===== SUPPLIED ENTRIES
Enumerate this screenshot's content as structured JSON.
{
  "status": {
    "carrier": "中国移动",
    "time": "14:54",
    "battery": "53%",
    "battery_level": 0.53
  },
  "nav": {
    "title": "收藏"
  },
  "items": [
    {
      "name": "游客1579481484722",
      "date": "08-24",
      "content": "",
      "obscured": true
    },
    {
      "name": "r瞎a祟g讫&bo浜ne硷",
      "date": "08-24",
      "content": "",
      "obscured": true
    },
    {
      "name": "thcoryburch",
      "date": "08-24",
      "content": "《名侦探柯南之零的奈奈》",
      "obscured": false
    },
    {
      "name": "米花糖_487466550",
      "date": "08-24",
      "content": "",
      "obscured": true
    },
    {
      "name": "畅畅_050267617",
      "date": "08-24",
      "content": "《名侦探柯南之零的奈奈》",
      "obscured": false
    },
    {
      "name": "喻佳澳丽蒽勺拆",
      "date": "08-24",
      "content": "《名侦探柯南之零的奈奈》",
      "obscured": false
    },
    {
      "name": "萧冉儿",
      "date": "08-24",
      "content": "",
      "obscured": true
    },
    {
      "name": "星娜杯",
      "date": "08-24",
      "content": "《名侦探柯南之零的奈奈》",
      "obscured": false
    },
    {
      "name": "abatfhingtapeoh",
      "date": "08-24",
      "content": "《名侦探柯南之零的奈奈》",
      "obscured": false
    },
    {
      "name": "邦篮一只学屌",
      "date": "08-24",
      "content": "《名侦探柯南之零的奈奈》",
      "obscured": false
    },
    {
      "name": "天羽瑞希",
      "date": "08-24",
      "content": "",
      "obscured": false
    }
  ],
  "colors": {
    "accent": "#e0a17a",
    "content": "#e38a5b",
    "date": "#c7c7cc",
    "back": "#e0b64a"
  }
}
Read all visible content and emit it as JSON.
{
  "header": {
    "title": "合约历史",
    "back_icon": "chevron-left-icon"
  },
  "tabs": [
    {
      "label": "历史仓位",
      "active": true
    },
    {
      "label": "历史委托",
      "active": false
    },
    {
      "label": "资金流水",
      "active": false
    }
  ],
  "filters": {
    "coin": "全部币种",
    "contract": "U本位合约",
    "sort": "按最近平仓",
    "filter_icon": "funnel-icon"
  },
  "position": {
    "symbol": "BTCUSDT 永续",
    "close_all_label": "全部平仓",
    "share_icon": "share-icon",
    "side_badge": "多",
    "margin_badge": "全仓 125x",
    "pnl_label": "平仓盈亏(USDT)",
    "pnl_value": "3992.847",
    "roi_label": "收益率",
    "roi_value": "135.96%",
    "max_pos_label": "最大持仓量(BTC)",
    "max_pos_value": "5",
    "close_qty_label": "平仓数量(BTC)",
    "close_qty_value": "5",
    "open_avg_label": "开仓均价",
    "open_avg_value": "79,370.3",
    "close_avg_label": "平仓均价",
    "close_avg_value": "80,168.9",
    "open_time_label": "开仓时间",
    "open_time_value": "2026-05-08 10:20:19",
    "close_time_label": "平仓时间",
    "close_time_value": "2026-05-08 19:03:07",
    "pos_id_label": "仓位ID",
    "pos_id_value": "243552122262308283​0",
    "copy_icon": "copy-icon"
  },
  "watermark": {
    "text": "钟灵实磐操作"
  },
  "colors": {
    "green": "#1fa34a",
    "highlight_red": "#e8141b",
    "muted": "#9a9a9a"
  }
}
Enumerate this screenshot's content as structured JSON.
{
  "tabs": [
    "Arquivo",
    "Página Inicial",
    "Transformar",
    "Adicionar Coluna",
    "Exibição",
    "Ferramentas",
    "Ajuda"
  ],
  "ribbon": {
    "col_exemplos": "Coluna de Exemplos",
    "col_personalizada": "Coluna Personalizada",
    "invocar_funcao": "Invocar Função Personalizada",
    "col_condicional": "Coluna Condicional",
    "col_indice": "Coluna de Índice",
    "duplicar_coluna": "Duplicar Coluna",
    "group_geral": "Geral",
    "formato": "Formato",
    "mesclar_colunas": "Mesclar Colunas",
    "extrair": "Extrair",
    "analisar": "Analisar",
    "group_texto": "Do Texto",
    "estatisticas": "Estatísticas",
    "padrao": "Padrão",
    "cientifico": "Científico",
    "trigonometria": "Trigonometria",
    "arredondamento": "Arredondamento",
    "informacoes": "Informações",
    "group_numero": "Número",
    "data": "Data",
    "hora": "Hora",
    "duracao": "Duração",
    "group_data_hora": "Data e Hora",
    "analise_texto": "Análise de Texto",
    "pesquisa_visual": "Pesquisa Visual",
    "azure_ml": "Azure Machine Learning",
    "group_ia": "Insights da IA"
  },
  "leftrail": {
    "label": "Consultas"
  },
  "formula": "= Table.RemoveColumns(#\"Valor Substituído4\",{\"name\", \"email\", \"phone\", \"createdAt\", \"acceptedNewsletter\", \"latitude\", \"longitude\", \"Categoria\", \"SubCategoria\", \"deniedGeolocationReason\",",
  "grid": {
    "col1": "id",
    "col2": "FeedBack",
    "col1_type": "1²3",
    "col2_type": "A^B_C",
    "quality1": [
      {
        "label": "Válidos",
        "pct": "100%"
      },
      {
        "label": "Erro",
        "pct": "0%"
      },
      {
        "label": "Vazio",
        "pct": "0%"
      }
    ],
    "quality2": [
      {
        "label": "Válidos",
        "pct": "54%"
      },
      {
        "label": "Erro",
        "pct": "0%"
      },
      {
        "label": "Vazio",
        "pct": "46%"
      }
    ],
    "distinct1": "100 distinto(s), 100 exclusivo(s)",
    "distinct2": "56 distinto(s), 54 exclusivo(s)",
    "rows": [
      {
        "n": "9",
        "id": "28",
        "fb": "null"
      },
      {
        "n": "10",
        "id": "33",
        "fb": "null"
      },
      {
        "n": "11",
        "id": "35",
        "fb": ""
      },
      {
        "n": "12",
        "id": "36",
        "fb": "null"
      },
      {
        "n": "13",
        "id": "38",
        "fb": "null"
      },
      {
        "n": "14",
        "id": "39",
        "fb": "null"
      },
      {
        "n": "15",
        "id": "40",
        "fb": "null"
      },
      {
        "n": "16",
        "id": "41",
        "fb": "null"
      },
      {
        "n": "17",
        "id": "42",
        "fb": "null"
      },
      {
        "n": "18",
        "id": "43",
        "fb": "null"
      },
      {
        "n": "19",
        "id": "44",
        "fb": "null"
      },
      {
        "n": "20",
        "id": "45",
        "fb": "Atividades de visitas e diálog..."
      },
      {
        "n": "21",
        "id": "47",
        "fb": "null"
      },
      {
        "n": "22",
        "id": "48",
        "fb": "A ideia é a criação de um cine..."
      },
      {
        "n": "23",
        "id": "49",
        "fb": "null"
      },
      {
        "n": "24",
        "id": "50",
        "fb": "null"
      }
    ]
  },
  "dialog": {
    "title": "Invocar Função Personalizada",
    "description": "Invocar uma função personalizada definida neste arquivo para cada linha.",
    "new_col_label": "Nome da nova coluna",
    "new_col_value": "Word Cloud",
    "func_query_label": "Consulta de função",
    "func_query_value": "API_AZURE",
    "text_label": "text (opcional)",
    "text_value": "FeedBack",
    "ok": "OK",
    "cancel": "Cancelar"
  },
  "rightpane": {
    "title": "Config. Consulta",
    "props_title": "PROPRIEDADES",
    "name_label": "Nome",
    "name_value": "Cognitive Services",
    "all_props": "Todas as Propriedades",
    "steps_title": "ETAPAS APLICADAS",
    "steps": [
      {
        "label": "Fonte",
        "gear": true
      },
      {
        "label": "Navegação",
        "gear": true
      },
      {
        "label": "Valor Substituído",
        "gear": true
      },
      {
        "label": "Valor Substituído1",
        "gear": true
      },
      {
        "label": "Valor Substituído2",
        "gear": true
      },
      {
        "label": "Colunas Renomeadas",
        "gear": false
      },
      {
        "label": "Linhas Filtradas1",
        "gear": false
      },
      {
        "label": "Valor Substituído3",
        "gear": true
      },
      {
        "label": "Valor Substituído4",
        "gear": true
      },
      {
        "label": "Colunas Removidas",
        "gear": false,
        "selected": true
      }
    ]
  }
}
==========
Within the listing above, copy each line that has the string "Data".

    "data": "Data",
    "group_data_hora": "Data e Hora",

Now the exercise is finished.